(TEXT PROVIDED Opens)

Mehdi Bateni 1,* Ahmad Baraani 2

1. Sheikhbahaee University, Isfahan, Iran

2. University of Isfahan, Isfahan, Iran

* Corresponding author.

DOI: https://doi.org/10.5815/ijcnis.2014.12.06

Received: 3 Apr. 2014 / Revised: 5 Jul. 2014 / Accepted: 15 Sep. 2014 / Published: 8 Nov. 2014

Index Terms

Alert Correlation, Intrusion Detection System (IDS), Artificial Immune System (AIS), Danger Theory

Abstract

Alert correlation is the process of analyzing, relating and fusing the alerts generated by one or more Intrusion Detection Systems (IDS) in order to provide a high-level and comprehensive view of the security situation of the system or network. Different approaches, such as rule-based, prerequisites consequences-based, learning-based and similarity-based approach are used in correlation process. In this paper, a new AIS-inspired architecture is presented for alert correlation. Different aspects of human immune system (HIS) are considered to design iCorrelator. Its three-level structure is inspired by three types of responses in human immune system: the innate immune system's response, the adaptive immune system's primary response, and the adaptive immune system's secondary response. iCorrelator also uses the concepts of Danger theory to decrease the computational complexity of the correlation process without considerable accuracy degradation. By considering the importance of signals in Danger theory, a new alert selection policy is introduced. It is named Enhanced Random Directed Time Window (ERDTW) and is used to classify time slots to Relevant (Dangerous) and Irrelevant (Safe) slots based on the context information gathered during previous correlations. iCorrelator is evaluated using the DARPA 2000 dataset and a netForensics honeynet data. Completeness, soundness, false correlation rate and the execution time are investigated. Results show that iCorrelator generates attack graph with an acceptable accuracy that is comparable to the best known solutions. Moreover, inspiring by the Danger theory and using context information, the computational complexity of the correlation process is decreased considerably and makes it more applicable to online correlation.

(TEXT PROVIDED Closes)
(DATASET RECORDS Opens)

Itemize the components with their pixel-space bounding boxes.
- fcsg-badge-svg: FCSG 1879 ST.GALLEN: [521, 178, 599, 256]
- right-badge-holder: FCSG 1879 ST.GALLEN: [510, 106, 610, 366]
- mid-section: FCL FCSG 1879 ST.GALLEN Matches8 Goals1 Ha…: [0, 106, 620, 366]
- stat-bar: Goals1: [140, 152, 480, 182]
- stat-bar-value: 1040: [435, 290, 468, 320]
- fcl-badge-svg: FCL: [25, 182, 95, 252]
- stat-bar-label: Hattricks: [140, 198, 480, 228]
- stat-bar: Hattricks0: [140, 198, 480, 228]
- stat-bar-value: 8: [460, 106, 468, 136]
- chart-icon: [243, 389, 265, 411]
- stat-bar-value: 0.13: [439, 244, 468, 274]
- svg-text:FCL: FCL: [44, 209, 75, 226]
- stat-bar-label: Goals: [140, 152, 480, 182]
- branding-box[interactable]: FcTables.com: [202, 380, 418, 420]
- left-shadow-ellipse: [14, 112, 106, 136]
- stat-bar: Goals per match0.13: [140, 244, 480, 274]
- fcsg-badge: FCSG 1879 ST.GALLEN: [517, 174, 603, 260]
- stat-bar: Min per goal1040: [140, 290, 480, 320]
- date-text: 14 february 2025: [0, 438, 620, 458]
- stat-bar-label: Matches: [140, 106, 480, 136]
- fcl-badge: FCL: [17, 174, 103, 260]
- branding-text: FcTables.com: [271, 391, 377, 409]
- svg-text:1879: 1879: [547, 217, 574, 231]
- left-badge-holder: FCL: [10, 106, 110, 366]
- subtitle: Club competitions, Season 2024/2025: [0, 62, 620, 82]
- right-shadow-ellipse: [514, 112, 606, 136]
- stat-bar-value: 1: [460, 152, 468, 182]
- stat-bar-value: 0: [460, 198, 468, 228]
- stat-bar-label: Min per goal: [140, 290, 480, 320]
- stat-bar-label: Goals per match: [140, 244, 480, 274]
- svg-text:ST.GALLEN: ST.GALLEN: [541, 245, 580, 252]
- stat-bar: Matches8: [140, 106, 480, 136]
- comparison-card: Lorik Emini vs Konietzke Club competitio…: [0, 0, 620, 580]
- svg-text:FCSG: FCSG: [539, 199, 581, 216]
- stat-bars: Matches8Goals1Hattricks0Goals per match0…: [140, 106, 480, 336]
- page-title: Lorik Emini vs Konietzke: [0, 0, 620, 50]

(DATASET RECORDS Closes)

According to the alert correlation text, which two sources were used to evaluate iCorrelator? The data are separate material and are not related to the text.

The DARPA 2000 dataset and netForensics honeynet data.